Restate the complete material exactly.

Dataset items
++++++++++

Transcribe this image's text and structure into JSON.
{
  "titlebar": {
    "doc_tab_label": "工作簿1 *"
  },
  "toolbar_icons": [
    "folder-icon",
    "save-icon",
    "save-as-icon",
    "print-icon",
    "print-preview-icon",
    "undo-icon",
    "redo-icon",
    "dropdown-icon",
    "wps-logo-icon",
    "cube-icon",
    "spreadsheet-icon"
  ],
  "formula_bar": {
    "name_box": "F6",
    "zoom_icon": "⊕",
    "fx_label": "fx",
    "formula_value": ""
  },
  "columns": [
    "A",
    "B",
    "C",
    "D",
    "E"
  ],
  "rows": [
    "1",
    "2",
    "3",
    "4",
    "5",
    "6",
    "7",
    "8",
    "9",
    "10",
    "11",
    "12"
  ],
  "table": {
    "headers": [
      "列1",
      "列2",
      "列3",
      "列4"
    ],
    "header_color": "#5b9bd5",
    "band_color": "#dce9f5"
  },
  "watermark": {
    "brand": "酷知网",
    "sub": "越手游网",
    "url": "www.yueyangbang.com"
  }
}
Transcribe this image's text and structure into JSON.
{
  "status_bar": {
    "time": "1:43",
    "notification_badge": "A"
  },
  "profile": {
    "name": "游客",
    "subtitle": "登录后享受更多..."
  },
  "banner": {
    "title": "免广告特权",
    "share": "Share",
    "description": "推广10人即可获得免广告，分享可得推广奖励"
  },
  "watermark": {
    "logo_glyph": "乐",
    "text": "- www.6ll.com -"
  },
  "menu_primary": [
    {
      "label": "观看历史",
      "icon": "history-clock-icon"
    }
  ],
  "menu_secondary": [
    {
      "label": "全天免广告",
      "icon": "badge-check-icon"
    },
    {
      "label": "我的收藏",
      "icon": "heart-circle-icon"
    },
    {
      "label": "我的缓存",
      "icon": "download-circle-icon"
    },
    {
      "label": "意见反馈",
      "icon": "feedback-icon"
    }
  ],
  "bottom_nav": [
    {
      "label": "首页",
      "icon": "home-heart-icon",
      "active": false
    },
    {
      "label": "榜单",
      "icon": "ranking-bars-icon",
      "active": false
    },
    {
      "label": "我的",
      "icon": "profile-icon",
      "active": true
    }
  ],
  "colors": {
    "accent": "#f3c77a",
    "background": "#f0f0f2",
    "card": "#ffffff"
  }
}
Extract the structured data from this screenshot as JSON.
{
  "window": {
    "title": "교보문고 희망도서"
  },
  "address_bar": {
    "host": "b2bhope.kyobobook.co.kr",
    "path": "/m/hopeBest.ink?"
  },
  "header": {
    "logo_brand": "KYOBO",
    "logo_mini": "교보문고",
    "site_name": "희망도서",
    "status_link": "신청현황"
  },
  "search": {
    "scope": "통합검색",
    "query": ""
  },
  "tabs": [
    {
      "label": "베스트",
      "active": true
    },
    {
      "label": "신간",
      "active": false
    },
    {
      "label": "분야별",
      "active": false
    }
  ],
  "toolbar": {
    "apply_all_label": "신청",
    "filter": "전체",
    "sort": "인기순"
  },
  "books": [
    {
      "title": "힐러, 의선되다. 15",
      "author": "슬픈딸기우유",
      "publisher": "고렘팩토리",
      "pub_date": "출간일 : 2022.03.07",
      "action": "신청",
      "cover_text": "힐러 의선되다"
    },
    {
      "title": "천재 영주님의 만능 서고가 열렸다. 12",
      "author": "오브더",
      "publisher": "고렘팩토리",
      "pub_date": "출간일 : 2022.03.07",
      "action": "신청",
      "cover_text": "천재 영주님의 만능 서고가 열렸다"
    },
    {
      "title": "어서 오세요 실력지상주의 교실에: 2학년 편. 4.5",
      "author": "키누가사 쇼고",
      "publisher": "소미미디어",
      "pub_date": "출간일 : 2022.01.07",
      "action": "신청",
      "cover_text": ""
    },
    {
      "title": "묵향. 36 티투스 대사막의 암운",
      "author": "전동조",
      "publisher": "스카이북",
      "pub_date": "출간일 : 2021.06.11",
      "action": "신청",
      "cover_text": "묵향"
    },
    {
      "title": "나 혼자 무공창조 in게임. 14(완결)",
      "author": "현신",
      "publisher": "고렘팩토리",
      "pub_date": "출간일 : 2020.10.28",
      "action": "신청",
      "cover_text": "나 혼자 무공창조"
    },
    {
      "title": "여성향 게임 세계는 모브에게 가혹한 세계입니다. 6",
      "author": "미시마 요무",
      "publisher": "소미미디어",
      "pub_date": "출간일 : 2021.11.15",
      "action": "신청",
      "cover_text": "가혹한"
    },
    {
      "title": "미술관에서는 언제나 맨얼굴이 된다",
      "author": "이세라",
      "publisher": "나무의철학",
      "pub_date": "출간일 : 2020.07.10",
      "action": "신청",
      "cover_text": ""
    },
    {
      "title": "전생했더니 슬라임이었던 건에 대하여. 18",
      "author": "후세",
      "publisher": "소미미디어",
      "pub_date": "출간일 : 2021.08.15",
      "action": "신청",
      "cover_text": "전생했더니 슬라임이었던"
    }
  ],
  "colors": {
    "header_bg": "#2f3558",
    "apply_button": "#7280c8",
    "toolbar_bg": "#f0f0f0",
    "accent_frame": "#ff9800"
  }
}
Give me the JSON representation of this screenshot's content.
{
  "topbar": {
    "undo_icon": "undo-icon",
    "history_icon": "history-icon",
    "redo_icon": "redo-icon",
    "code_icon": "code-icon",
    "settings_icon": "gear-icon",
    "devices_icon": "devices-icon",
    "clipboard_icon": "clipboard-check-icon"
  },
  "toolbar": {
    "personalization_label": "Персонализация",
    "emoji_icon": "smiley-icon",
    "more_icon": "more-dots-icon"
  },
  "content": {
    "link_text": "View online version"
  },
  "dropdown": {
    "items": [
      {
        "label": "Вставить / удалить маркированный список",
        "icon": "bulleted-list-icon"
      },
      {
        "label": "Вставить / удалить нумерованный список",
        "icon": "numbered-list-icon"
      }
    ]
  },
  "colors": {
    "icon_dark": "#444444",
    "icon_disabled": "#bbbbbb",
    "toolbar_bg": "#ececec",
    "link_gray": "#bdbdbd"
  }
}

++++++++++

→ WRITTEN REPLY
Transcribe this image's text and structure into JSON.
{
  "titlebar": {
    "doc_tab_label": "工作簿1 *"
  },
  "toolbar_icons": [
    "folder-icon",
    "save-icon",
    "save-as-icon",
    "print-icon",
    "print-preview-icon",
    "undo-icon",
    "redo-icon",
    "dropdown-icon",
    "wps-logo-icon",
    "cube-icon",
    "spreadsheet-icon"
  ],
  "formula_bar": {
    "name_box": "F6",
    "zoom_icon": "⊕",
    "fx_label": "fx",
    "formula_value": ""
  },
  "columns": [
    "A",
    "B",
    "C",
    "D",
    "E"
  ],
  "rows": [
    "1",
    "2",
    "3",
    "4",
    "5",
    "6",
    "7",
    "8",
    "9",
    "10",
    "11",
    "12"
  ],
  "table": {
    "headers": [
      "列1",
      "列2",
      "列3",
      "列4"
    ],
    "header_color": "#5b9bd5",
    "band_color": "#dce9f5"
  },
  "watermark": {
    "brand": "酷知网",
    "sub": "越手游网",
    "url": "www.yueyangbang.com"
  }
}
Transcribe this image's text and structure into JSON.
{
  "status_bar": {
    "time": "1:43",
    "notification_badge": "A"
  },
  "profile": {
    "name": "游客",
    "subtitle": "登录后享受更多..."
  },
  "banner": {
    "title": "免广告特权",
    "share": "Share",
    "description": "推广10人即可获得免广告，分享可得推广奖励"
  },
  "watermark": {
    "logo_glyph": "乐",
    "text": "- www.6ll.com -"
  },
  "menu_primary": [
    {
      "label": "观看历史",
      "icon": "history-clock-icon"
    }
  ],
  "menu_secondary": [
    {
      "label": "全天免广告",
      "icon": "badge-check-icon"
    },
    {
      "label": "我的收藏",
      "icon": "heart-circle-icon"
    },
    {
      "label": "我的缓存",
      "icon": "download-circle-icon"
    },
    {
      "label": "意见反馈",
      "icon": "feedback-icon"
    }
  ],
  "bottom_nav": [
    {
      "label": "首页",
      "icon": "home-heart-icon",
      "active": false
    },
    {
      "label": "榜单",
      "icon": "ranking-bars-icon",
      "active": false
    },
    {
      "label": "我的",
      "icon": "profile-icon",
      "active": true
    }
  ],
  "colors": {
    "accent": "#f3c77a",
    "background": "#f0f0f2",
    "card": "#ffffff"
  }
}
Extract the structured data from this screenshot as JSON.
{
  "window": {
    "title": "교보문고 희망도서"
  },
  "address_bar": {
    "host": "b2bhope.kyobobook.co.kr",
    "path": "/m/hopeBest.ink?"
  },
  "header": {
    "logo_brand": "KYOBO",
    "logo_mini": "교보문고",
    "site_name": "희망도서",
    "status_link": "신청현황"
  },
  "search": {
    "scope": "통합검색",
    "query": ""
  },
  "tabs": [
    {
      "label": "베스트",
      "active": true
    },
    {
      "label": "신간",
      "active": false
    },
    {
      "label": "분야별",
      "active": false
    }
  ],
  "toolbar": {
    "apply_all_label": "신청",
    "filter": "전체",
    "sort": "인기순"
  },
  "books": [
    {
      "title": "힐러, 의선되다. 15",
      "author": "슬픈딸기우유",
      "publisher": "고렘팩토리",
      "pub_date": "출간일 : 2022.03.07",
      "action": "신청",
      "cover_text": "힐러 의선되다"
    },
    {
      "title": "천재 영주님의 만능 서고가 열렸다. 12",
      "author": "오브더",
      "publisher": "고렘팩토리",
      "pub_date": "출간일 : 2022.03.07",
      "action": "신청",
      "cover_text": "천재 영주님의 만능 서고가 열렸다"
    },
    {
      "title": "어서 오세요 실력지상주의 교실에: 2학년 편. 4.5",
      "author": "키누가사 쇼고",
      "publisher": "소미미디어",
      "pub_date": "출간일 : 2022.01.07",
      "action": "신청",
      "cover_text": ""
    },
    {
      "title": "묵향. 36 티투스 대사막의 암운",
      "author": "전동조",
      "publisher": "스카이북",
      "pub_date": "출간일 : 2021.06.11",
      "action": "신청",
      "cover_text": "묵향"
    },
    {
      "title": "나 혼자 무공창조 in게임. 14(완결)",
      "author": "현신",
      "publisher": "고렘팩토리",
      "pub_date": "출간일 : 2020.10.28",
      "action": "신청",
      "cover_text": "나 혼자 무공창조"
    },
    {
      "title": "여성향 게임 세계는 모브에게 가혹한 세계입니다. 6",
      "author": "미시마 요무",
      "publisher": "소미미디어",
      "pub_date": "출간일 : 2021.11.15",
      "action": "신청",
      "cover_text": "가혹한"
    },
    {
      "title": "미술관에서는 언제나 맨얼굴이 된다",
      "author": "이세라",
      "publisher": "나무의철학",
      "pub_date": "출간일 : 2020.07.10",
      "action": "신청",
      "cover_text": ""
    },
    {
      "title": "전생했더니 슬라임이었던 건에 대하여. 18",
      "author": "후세",
      "publisher": "소미미디어",
      "pub_date": "출간일 : 2021.08.15",
      "action": "신청",
      "cover_text": "전생했더니 슬라임이었던"
    }
  ],
  "colors": {
    "header_bg": "#2f3558",
    "apply_button": "#7280c8",
    "toolbar_bg": "#f0f0f0",
    "accent_frame": "#ff9800"
  }
}
Give me the JSON representation of this screenshot's content.
{
  "topbar": {
    "undo_icon": "undo-icon",
    "history_icon": "history-icon",
    "redo_icon": "redo-icon",
    "code_icon": "code-icon",
    "settings_icon": "gear-icon",
    "devices_icon": "devices-icon",
    "clipboard_icon": "clipboard-check-icon"
  },
  "toolbar": {
    "personalization_label": "Персонализация",
    "emoji_icon": "smiley-icon",
    "more_icon": "more-dots-icon"
  },
  "content": {
    "link_text": "View online version"
  },
  "dropdown": {
    "items": [
      {
        "label": "Вставить / удалить маркированный список",
        "icon": "bulleted-list-icon"
      },
      {
        "label": "Вставить / удалить нумерованный список",
        "icon": "numbered-list-icon"
      }
    ]
  },
  "colors": {
    "icon_dark": "#444444",
    "icon_disabled": "#bbbbbb",
    "toolbar_bg": "#ececec",
    "link_gray": "#bdbdbd"
  }
}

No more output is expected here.